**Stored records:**
--- Begin ---
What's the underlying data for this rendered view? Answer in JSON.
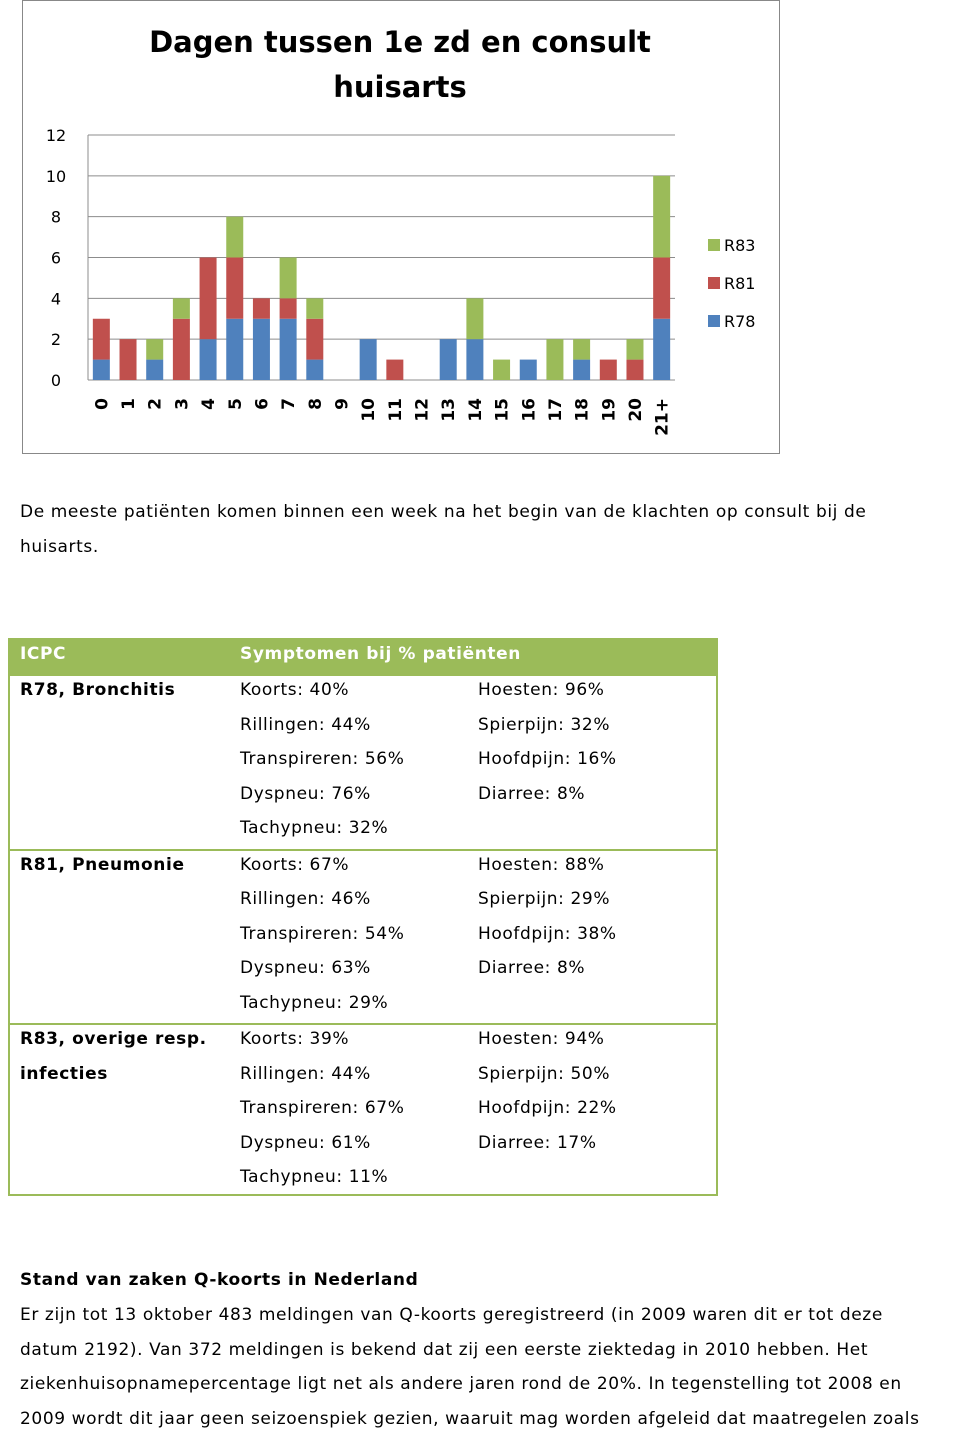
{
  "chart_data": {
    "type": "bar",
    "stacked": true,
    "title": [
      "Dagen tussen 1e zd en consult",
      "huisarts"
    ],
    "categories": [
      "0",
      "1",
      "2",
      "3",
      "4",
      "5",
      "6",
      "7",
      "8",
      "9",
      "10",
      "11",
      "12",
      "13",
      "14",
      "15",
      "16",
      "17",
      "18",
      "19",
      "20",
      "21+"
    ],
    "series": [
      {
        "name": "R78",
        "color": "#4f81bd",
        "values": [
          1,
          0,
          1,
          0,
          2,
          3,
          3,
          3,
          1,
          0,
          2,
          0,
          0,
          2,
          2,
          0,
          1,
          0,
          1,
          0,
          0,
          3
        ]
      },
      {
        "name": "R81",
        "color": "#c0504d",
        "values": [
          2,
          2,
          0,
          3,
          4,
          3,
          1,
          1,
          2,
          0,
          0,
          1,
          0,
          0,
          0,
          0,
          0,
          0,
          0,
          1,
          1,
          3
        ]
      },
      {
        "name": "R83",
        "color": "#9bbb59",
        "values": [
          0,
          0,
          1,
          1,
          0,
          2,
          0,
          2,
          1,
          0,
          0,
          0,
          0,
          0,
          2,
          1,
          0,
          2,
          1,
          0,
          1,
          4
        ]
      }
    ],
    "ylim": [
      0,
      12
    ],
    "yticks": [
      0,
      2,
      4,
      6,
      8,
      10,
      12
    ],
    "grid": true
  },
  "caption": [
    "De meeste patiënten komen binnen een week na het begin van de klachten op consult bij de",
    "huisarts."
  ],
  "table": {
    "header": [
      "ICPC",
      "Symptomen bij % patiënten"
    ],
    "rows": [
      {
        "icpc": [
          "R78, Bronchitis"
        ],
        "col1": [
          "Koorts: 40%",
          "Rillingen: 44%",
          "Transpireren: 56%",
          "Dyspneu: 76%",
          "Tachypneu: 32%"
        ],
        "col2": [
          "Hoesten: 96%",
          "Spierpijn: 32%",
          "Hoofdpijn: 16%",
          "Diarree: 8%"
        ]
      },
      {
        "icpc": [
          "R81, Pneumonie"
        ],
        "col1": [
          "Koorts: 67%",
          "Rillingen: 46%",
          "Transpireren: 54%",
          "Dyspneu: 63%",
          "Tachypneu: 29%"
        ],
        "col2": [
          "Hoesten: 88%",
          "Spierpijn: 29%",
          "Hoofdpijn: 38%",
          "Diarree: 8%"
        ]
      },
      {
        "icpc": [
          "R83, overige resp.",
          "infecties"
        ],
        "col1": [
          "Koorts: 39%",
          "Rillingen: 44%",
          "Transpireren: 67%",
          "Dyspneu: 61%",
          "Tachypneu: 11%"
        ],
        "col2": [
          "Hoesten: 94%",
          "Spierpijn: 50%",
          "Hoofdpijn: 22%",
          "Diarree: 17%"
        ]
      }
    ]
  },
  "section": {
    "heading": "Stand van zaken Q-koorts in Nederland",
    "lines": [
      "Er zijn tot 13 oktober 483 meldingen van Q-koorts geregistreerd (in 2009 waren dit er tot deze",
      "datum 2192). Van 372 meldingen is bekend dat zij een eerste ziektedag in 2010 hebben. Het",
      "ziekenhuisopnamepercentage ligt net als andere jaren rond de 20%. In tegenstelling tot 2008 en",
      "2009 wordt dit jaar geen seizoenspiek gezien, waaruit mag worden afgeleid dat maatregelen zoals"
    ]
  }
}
--- End ---
**Description of the task:**
Show every line in the records above that contains the word "patiënten".

**Correct answer:**
    "De meeste patiënten komen binnen een week na het begin van de klachten op consult bij de",
      "Symptomen bij % patiënten"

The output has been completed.